▶ _RECORDS PROVIDED_:
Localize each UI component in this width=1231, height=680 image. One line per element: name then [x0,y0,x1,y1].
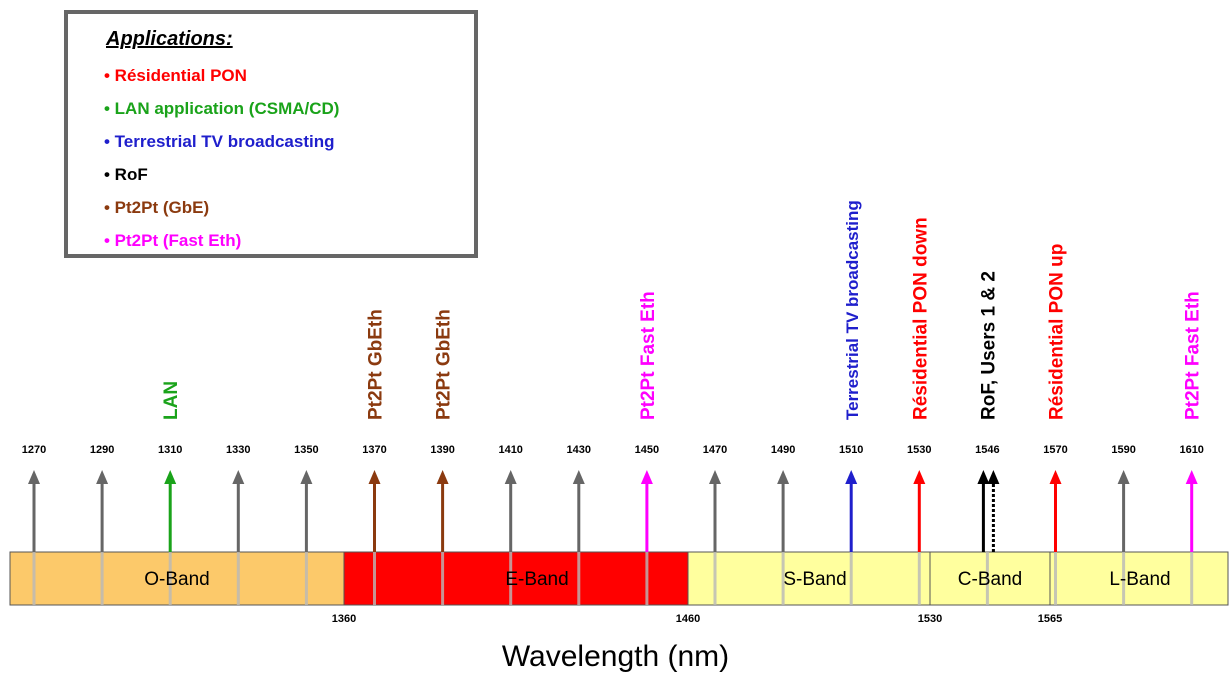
band-c-band [929,551,1051,606]
band-label-s-band: S-Band [783,569,846,590]
channel-label-1510: Terrestrial TV broadcasting [843,200,862,420]
channel-label-1610: Pt2Pt Fast Eth [1183,291,1204,420]
channel-1370: 1370 Pt2Pt GbEth [362,309,387,605]
channel-1570: 1570 Résidential PON up [1043,244,1068,605]
channel-label-1570: Résidential PON up [1047,244,1068,420]
channel-1350: 1350 [294,444,319,605]
channel-label-1370: Pt2Pt GbEth [366,309,387,420]
tick-label-1430: 1430 [567,444,591,456]
tick-label-1610: 1610 [1179,444,1203,456]
band-label-c-band: C-Band [958,569,1022,590]
channel-label-1530: Résidential PON down [910,217,931,420]
legend-title: Applications: [106,28,233,50]
channel-1390: 1390 Pt2Pt GbEth [430,309,455,605]
channel-1510: 1510 Terrestrial TV broadcasting [839,200,863,605]
channel-label-1390: Pt2Pt GbEth [434,309,455,420]
tick-label-1510: 1510 [839,444,863,456]
legend-item-terrestrial-tv: • Terrestrial TV broadcasting [104,132,335,151]
channel-1530: 1530 Résidential PON down [907,217,932,605]
legend-item-lan: • LAN application (CSMA/CD) [104,99,340,118]
band-label-l-band: L-Band [1109,569,1170,590]
band-edge-label-1460: 1460 [676,613,700,625]
axis-label: Wavelength (nm) [501,640,730,673]
band-s-band [687,551,931,606]
band-label-e-band: E-Band [505,569,568,590]
channel-1330: 1330 [226,444,251,605]
channel-label-1450: Pt2Pt Fast Eth [638,291,659,420]
legend-item-pt2pt-gbe: • Pt2Pt (GbE) [104,198,210,217]
legend-item-residential-pon: • Résidential PON [104,66,247,85]
applications-legend: Applications: • Résidential PON • LAN ap… [64,10,478,258]
tick-label-1590: 1590 [1111,444,1135,456]
tick-label-1450: 1450 [635,444,659,456]
channel-label-1310: LAN [161,381,182,420]
channel-1450: 1450 Pt2Pt Fast Eth [635,291,659,605]
tick-label-1290: 1290 [90,444,114,456]
channel-1290: 1290 [90,444,114,605]
channel-1610: 1610 Pt2Pt Fast Eth [1179,291,1204,605]
band-edge-label-1530: 1530 [918,613,942,625]
channel-label-1546: RoF, Users 1 & 2 [978,271,999,420]
band-l-band [1049,551,1229,606]
band-label-o-band: O-Band [144,569,209,590]
channel-1410: 1410 [498,444,523,605]
band-o-band [9,551,345,606]
band-edge-label-1565: 1565 [1038,613,1062,625]
band-e-band [343,551,689,606]
channel-1490: 1490 [771,444,795,605]
tick-label-1570: 1570 [1043,444,1067,456]
tick-label-1370: 1370 [362,444,386,456]
tick-label-1390: 1390 [430,444,454,456]
channel-1310: 1310 LAN [158,381,182,605]
tick-label-1310: 1310 [158,444,182,456]
channel-1430: 1430 [567,444,591,605]
channel-1470: 1470 [703,444,727,605]
tick-label-1330: 1330 [226,444,250,456]
tick-label-1470: 1470 [703,444,727,456]
channel-1546: 1546 RoF, Users 1 & 2 [975,271,1000,605]
tick-label-1410: 1410 [498,444,522,456]
legend-item-rof: • RoF [104,165,148,184]
legend-item-pt2pt-fast-eth: • Pt2Pt (Fast Eth) [104,231,242,250]
tick-label-1270: 1270 [22,444,46,456]
tick-label-1350: 1350 [294,444,318,456]
tick-label-1530: 1530 [907,444,931,456]
tick-label-1546: 1546 [975,444,999,456]
channel-1270: 1270 [22,444,46,605]
band-bar [9,551,1229,606]
tick-label-1490: 1490 [771,444,795,456]
channel-1590: 1590 [1111,444,1136,605]
band-edge-label-1360: 1360 [332,613,356,625]
band-edge-labels: 1360 1460 1530 1565 [332,613,1062,625]
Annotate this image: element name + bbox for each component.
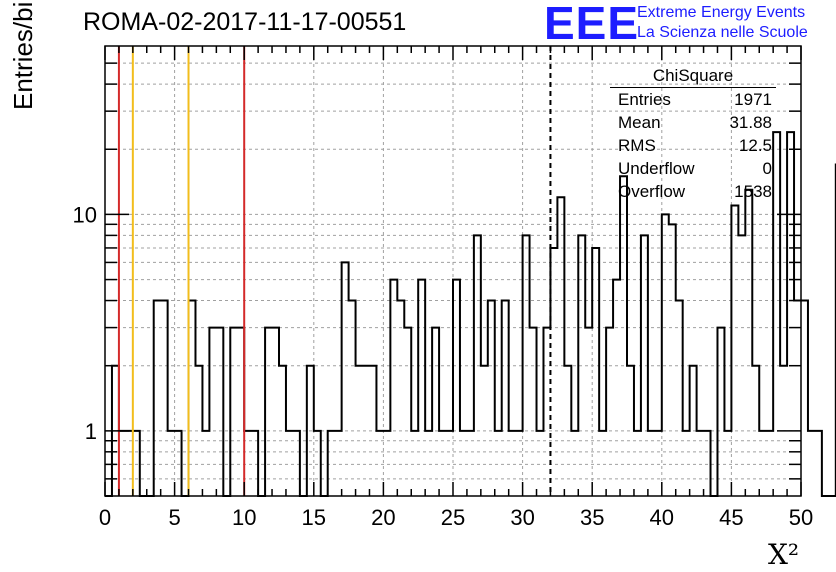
x-tick-label: 20: [371, 505, 395, 530]
x-tick-label: 40: [650, 505, 674, 530]
x-tick-label: 35: [580, 505, 604, 530]
stat-row: Underflow 0: [610, 157, 776, 180]
histogram-series: [105, 131, 836, 497]
eee-logo: EEE: [544, 0, 640, 49]
stat-value: 1971: [734, 90, 772, 109]
stat-value: 1538: [734, 182, 772, 201]
stat-value: 31.88: [729, 113, 772, 132]
y-axis-label: Entries/bin: [8, 0, 38, 110]
x-tick-label: 30: [510, 505, 534, 530]
histogram-line: [105, 131, 836, 497]
stat-row: Entries 1971: [610, 88, 776, 111]
stat-value: 12.5: [738, 136, 772, 155]
marker-lines: [117, 46, 552, 496]
stat-row: Mean 31.88: [610, 111, 776, 134]
logo-text-line1: Extreme Energy Events: [637, 4, 806, 21]
stat-name: Overflow: [618, 182, 686, 201]
stat-name: RMS: [618, 136, 656, 155]
x-tick-label: 10: [232, 505, 256, 530]
x-tick-label: 45: [719, 505, 743, 530]
stat-name: Underflow: [618, 159, 695, 178]
logo-text-line2: La Scienza nelle Scuole: [637, 24, 808, 41]
x-axis-label: X²: [768, 538, 800, 571]
x-tick-label: 5: [168, 505, 180, 530]
y-tick-label: 10: [73, 202, 97, 227]
axis-ticks: [104, 46, 802, 496]
stats-title: ChiSquare: [610, 66, 776, 88]
chart-title: ROMA-02-2017-11-17-00551: [83, 8, 407, 36]
stat-name: Entries: [618, 90, 671, 109]
stat-row: RMS 12.5: [610, 134, 776, 157]
grid-lines: [104, 46, 802, 496]
stat-value: 0: [762, 159, 772, 178]
x-tick-label: 15: [302, 505, 326, 530]
x-tick-label: 25: [441, 505, 465, 530]
x-tick-label: 50: [789, 505, 813, 530]
stats-box: ChiSquare Entries 1971 Mean 31.88 RMS 12…: [610, 66, 776, 203]
stat-name: Mean: [618, 113, 661, 132]
axis-tick-labels: 0 5 10 15 20 25 30 35 40 45 50 1 10: [73, 202, 814, 530]
y-tick-label: 1: [85, 419, 97, 444]
stat-row: Overflow 1538: [610, 180, 776, 203]
x-tick-label: 0: [99, 505, 111, 530]
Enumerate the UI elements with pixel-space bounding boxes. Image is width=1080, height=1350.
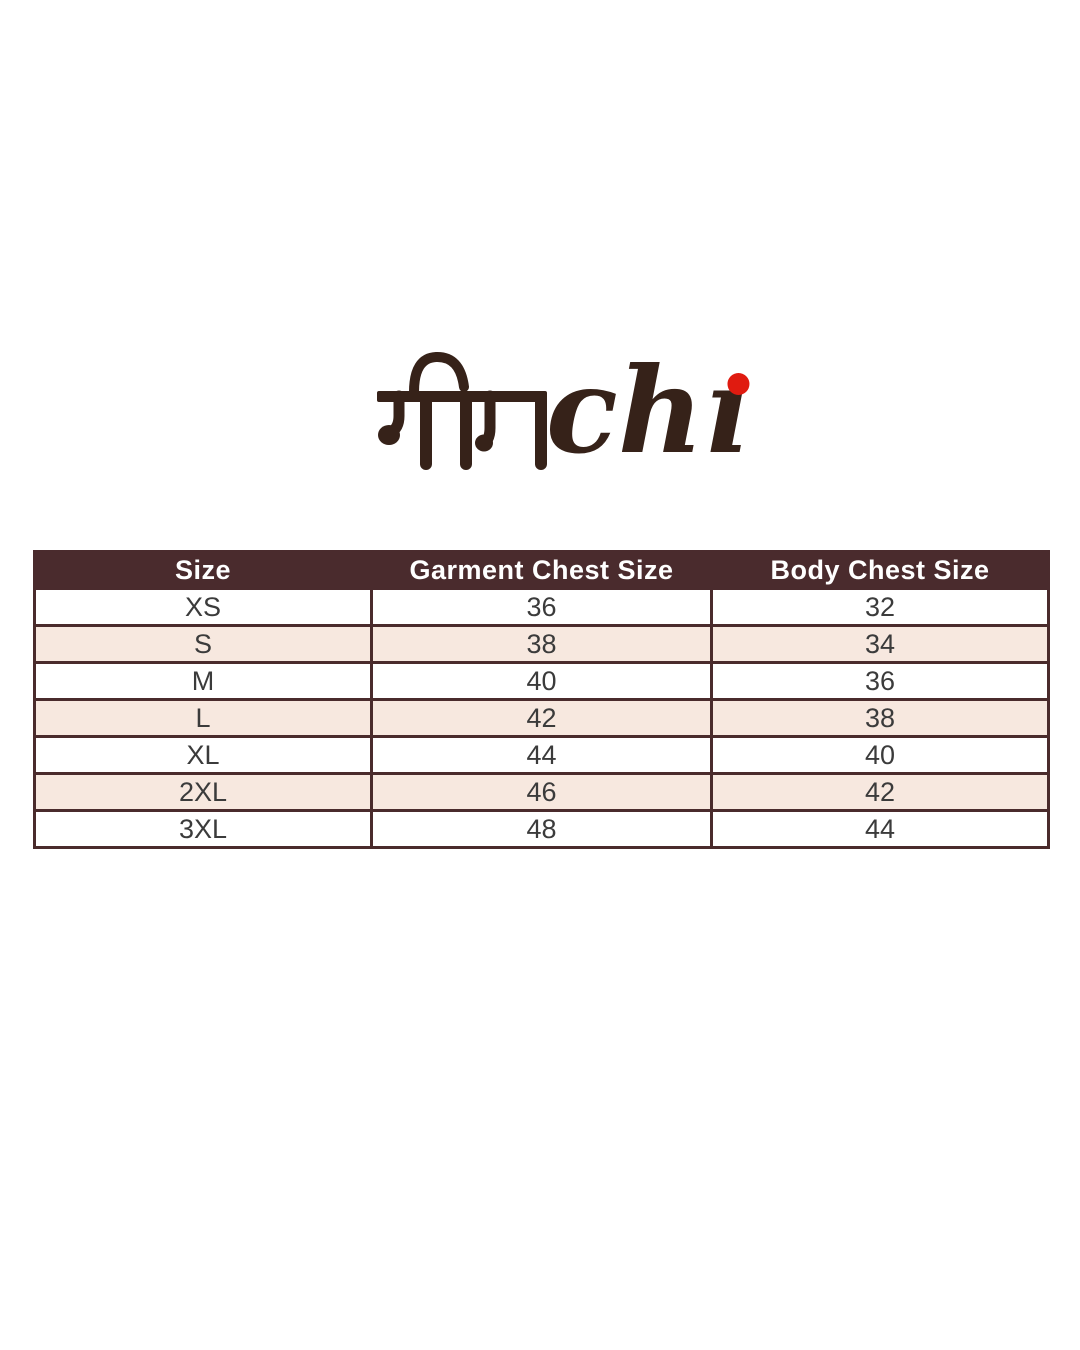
measurement-cell: 38 [370, 624, 713, 664]
column-header-body-chest: Body Chest Size [710, 550, 1050, 590]
measurement-cell: 32 [710, 587, 1050, 627]
table-row: XS 36 32 [33, 587, 1050, 627]
logo-red-dot-icon [727, 373, 750, 395]
measurement-cell: 34 [710, 624, 1050, 664]
measurement-cell: 36 [370, 587, 713, 627]
measurement-cell: 40 [710, 735, 1050, 775]
column-header-garment-chest: Garment Chest Size [370, 550, 713, 590]
brand-logo: chı [377, 341, 750, 480]
measurement-cell: 44 [370, 735, 713, 775]
measurement-cell: 48 [370, 809, 713, 849]
table-row: M 40 36 [33, 661, 1050, 701]
size-cell: L [33, 698, 373, 738]
table-row: XL 44 40 [33, 735, 1050, 775]
measurement-cell: 36 [710, 661, 1050, 701]
table-row: 3XL 48 44 [33, 809, 1050, 849]
size-cell: XS [33, 587, 373, 627]
table-header-row: Size Garment Chest Size Body Chest Size [33, 550, 1050, 590]
size-cell: S [33, 624, 373, 664]
logo-devanagari-meen [377, 352, 547, 470]
measurement-cell: 38 [710, 698, 1050, 738]
measurement-cell: 42 [370, 698, 713, 738]
measurement-cell: 42 [710, 772, 1050, 812]
logo-latin-text: chı [546, 341, 748, 480]
measurement-cell: 46 [370, 772, 713, 812]
size-cell: 2XL [33, 772, 373, 812]
table-row: 2XL 46 42 [33, 772, 1050, 812]
table-row: S 38 34 [33, 624, 1050, 664]
measurement-cell: 44 [710, 809, 1050, 849]
size-chart-table: Size Garment Chest Size Body Chest Size … [33, 550, 1050, 849]
table-row: L 42 38 [33, 698, 1050, 738]
column-header-size: Size [33, 550, 373, 590]
measurement-cell: 40 [370, 661, 713, 701]
table-body: XS 36 32 S 38 34 M 40 36 L 42 38 XL 44 40 2XL 46 42 3XL 48 4… [33, 587, 1050, 849]
size-cell: XL [33, 735, 373, 775]
size-cell: 3XL [33, 809, 373, 849]
size-cell: M [33, 661, 373, 701]
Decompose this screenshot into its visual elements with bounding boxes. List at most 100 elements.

▶ _TASK TO CARRY OUT_: Reproduce the lines of the listing above without any changes, beginning with the line containing "x-tick-label: 20: [371, 505, 395, 530]" and ending with the line containing "x-tick-label: 45: [719, 505, 743, 530]", both included.

▶ _RESULT FOR THIS EXERCISE_:
x-tick-label: 20: [371, 505, 395, 530]
x-tick-label: 40: [650, 505, 674, 530]
x-tick-label: 35: [580, 505, 604, 530]
stat-row: Underflow 0: [610, 157, 776, 180]
histogram-series: [105, 131, 836, 497]
eee-logo: EEE: [544, 0, 640, 49]
stat-value: 1971: [734, 90, 772, 109]
stat-value: 1538: [734, 182, 772, 201]
stat-value: 31.88: [729, 113, 772, 132]
y-axis-label: Entries/bin: [8, 0, 38, 110]
x-tick-label: 30: [510, 505, 534, 530]
histogram-line: [105, 131, 836, 497]
stat-row: Entries 1971: [610, 88, 776, 111]
stat-value: 12.5: [738, 136, 772, 155]
marker-lines: [117, 46, 552, 496]
stat-row: Mean 31.88: [610, 111, 776, 134]
logo-text-line1: Extreme Energy Events: [637, 4, 806, 21]
stat-name: Overflow: [618, 182, 686, 201]
stat-name: RMS: [618, 136, 656, 155]
x-tick-label: 10: [232, 505, 256, 530]
x-tick-label: 45: [719, 505, 743, 530]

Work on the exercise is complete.